(Dataset entries)
--------------------------------------------------

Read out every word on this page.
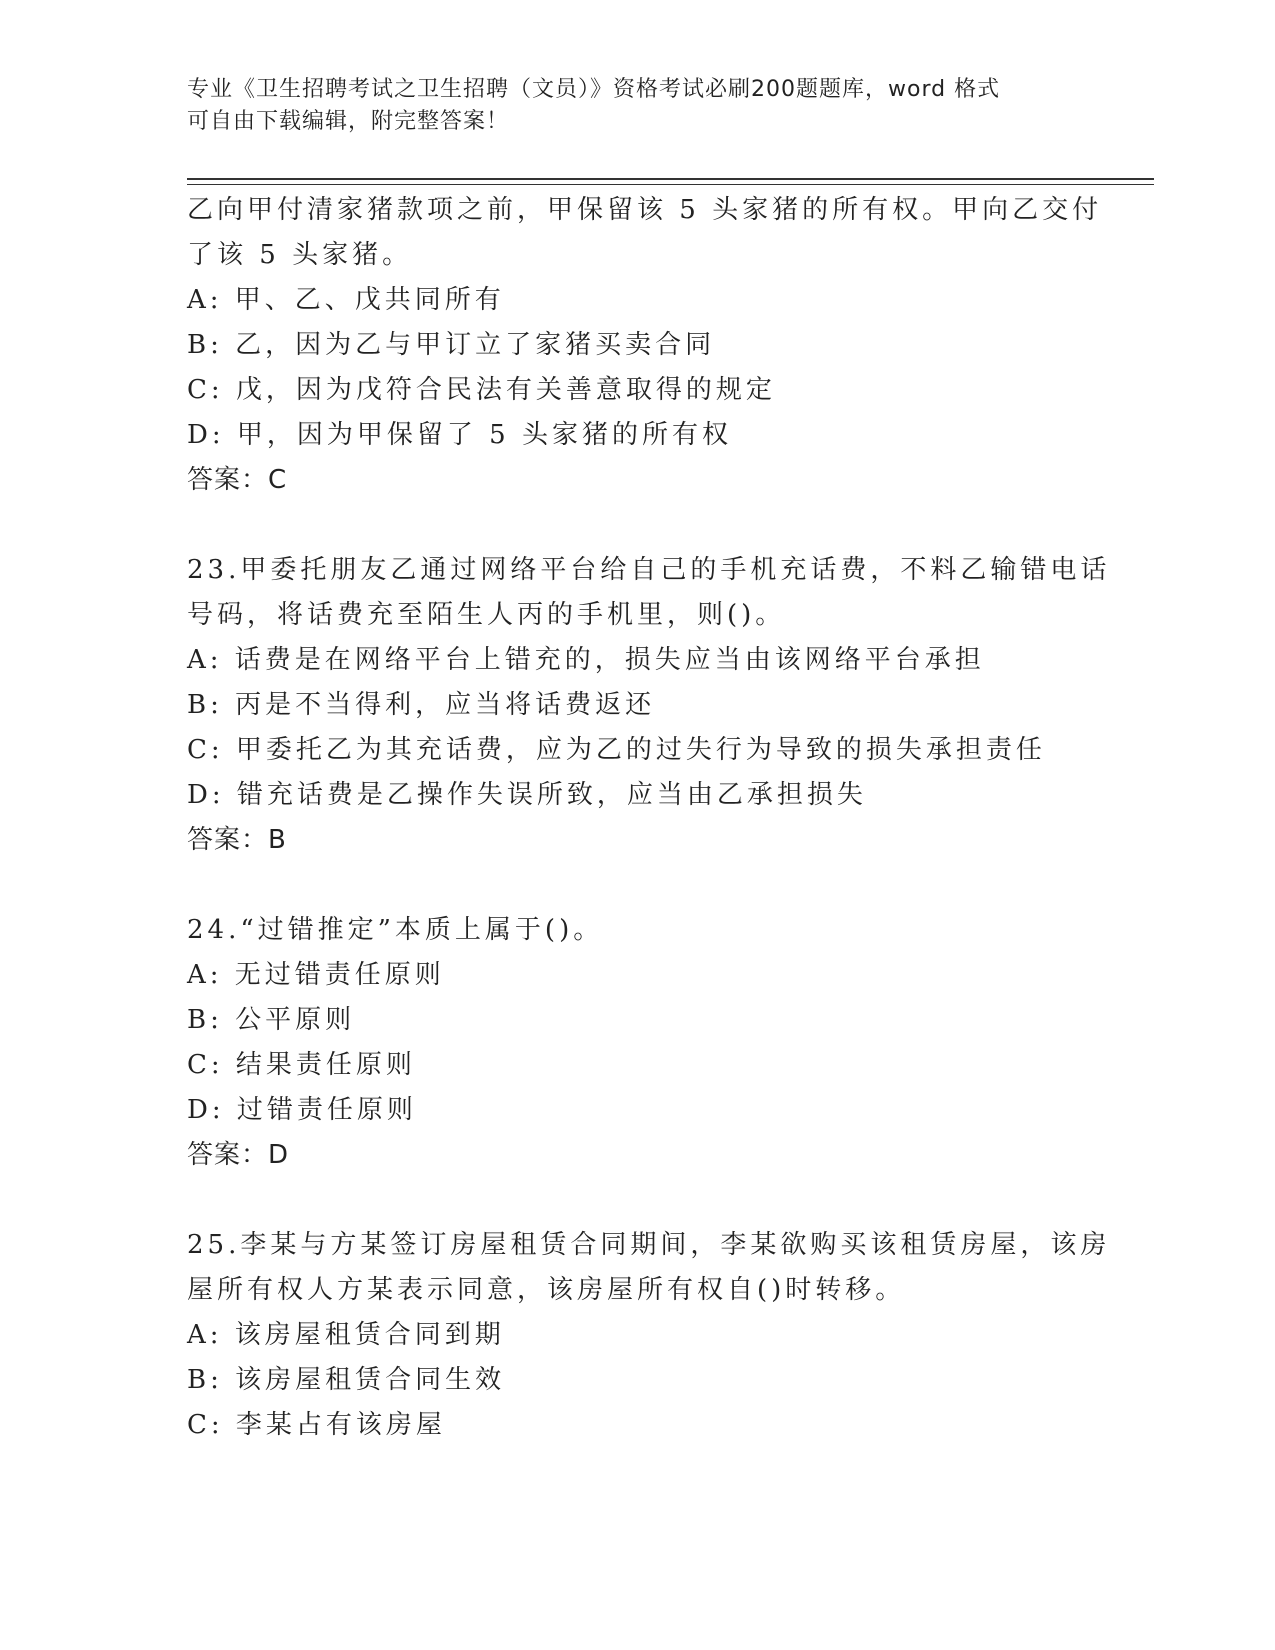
专业《卫生招聘考试之卫生招聘（文员）》资格考试必刷200题题库，word 格式
可自由下载编辑，附完整答案！
乙向甲付清家猪款项之前，甲保留该 5 头家猪的所有权。甲向乙交付
了该 5 头家猪。
A: 甲、乙、戊共同所有
B: 乙，因为乙与甲订立了家猪买卖合同
C: 戊，因为戊符合民法有关善意取得的规定
D: 甲，因为甲保留了 5 头家猪的所有权
答案：C
23.甲委托朋友乙通过网络平台给自己的手机充话费，不料乙输错电话
号码，将话费充至陌生人丙的手机里，则()。
A: 话费是在网络平台上错充的，损失应当由该网络平台承担
B: 丙是不当得利，应当将话费返还
C: 甲委托乙为其充话费，应为乙的过失行为导致的损失承担责任
D: 错充话费是乙操作失误所致，应当由乙承担损失
答案：B
24.“过错推定”本质上属于()。
A: 无过错责任原则
B: 公平原则
C: 结果责任原则
D: 过错责任原则
答案：D
25.李某与方某签订房屋租赁合同期间，李某欲购买该租赁房屋，该房
屋所有权人方某表示同意，该房屋所有权自()时转移。
A: 该房屋租赁合同到期
B: 该房屋租赁合同生效
C: 李某占有该房屋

--------------------------------------------------

▸ Brief
Select the lines that carry the string "头家猪的所有权" and copy them.

▸ Written response
乙向甲付清家猪款项之前，甲保留该 5 头家猪的所有权。甲向乙交付
D: 甲，因为甲保留了 5 头家猪的所有权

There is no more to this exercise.